__What this task involves__.
Repeat each line of the material exactly.

━━━━━━━━━━━━━━━━━━━━

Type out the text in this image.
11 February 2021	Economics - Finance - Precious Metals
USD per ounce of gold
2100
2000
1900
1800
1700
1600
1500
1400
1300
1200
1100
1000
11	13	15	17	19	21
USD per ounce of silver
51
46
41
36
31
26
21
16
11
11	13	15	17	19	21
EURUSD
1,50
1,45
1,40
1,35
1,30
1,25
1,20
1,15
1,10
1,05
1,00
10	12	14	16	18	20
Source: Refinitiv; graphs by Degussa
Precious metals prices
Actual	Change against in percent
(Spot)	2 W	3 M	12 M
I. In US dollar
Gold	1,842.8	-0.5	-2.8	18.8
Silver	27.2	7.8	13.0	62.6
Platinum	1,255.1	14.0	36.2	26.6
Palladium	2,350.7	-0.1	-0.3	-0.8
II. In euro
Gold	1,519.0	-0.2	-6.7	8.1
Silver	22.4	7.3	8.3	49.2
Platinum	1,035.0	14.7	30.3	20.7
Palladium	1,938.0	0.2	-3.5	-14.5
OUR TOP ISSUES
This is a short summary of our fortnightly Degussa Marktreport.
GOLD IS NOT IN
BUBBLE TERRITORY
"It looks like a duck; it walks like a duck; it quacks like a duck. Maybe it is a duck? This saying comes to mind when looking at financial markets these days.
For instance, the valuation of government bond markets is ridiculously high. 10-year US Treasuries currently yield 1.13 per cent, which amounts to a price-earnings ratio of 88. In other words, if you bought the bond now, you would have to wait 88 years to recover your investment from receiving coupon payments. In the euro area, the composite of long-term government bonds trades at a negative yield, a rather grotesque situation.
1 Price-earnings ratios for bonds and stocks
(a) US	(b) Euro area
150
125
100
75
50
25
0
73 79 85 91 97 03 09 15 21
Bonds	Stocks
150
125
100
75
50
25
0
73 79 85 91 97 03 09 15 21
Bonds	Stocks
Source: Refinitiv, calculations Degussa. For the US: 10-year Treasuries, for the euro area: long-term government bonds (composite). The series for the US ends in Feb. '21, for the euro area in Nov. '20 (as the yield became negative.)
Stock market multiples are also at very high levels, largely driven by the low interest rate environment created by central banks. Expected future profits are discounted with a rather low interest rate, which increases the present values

━━━━━━━━━━━━━━━━━━━━

__Answer for the task__.
Type out the text in this image.
11 February 2021	Economics - Finance - Precious Metals
USD per ounce of gold
2100
2000
1900
1800
1700
1600
1500
1400
1300
1200
1100
1000
11	13	15	17	19	21
USD per ounce of silver
51
46
41
36
31
26
21
16
11
11	13	15	17	19	21
EURUSD
1,50
1,45
1,40
1,35
1,30
1,25
1,20
1,15
1,10
1,05
1,00
10	12	14	16	18	20
Source: Refinitiv; graphs by Degussa
Precious metals prices
Actual	Change against in percent
(Spot)	2 W	3 M	12 M
I. In US dollar
Gold	1,842.8	-0.5	-2.8	18.8
Silver	27.2	7.8	13.0	62.6
Platinum	1,255.1	14.0	36.2	26.6
Palladium	2,350.7	-0.1	-0.3	-0.8
II. In euro
Gold	1,519.0	-0.2	-6.7	8.1
Silver	22.4	7.3	8.3	49.2
Platinum	1,035.0	14.7	30.3	20.7
Palladium	1,938.0	0.2	-3.5	-14.5
OUR TOP ISSUES
This is a short summary of our fortnightly Degussa Marktreport.
GOLD IS NOT IN
BUBBLE TERRITORY
"It looks like a duck; it walks like a duck; it quacks like a duck. Maybe it is a duck? This saying comes to mind when looking at financial markets these days.
For instance, the valuation of government bond markets is ridiculously high. 10-year US Treasuries currently yield 1.13 per cent, which amounts to a price-earnings ratio of 88. In other words, if you bought the bond now, you would have to wait 88 years to recover your investment from receiving coupon payments. In the euro area, the composite of long-term government bonds trades at a negative yield, a rather grotesque situation.
1 Price-earnings ratios for bonds and stocks
(a) US	(b) Euro area
150
125
100
75
50
25
0
73 79 85 91 97 03 09 15 21
Bonds	Stocks
150
125
100
75
50
25
0
73 79 85 91 97 03 09 15 21
Bonds	Stocks
Source: Refinitiv, calculations Degussa. For the US: 10-year Treasuries, for the euro area: long-term government bonds (composite). The series for the US ends in Feb. '21, for the euro area in Nov. '20 (as the yield became negative.)
Stock market multiples are also at very high levels, largely driven by the low interest rate environment created by central banks. Expected future profits are discounted with a rather low interest rate, which increases the present values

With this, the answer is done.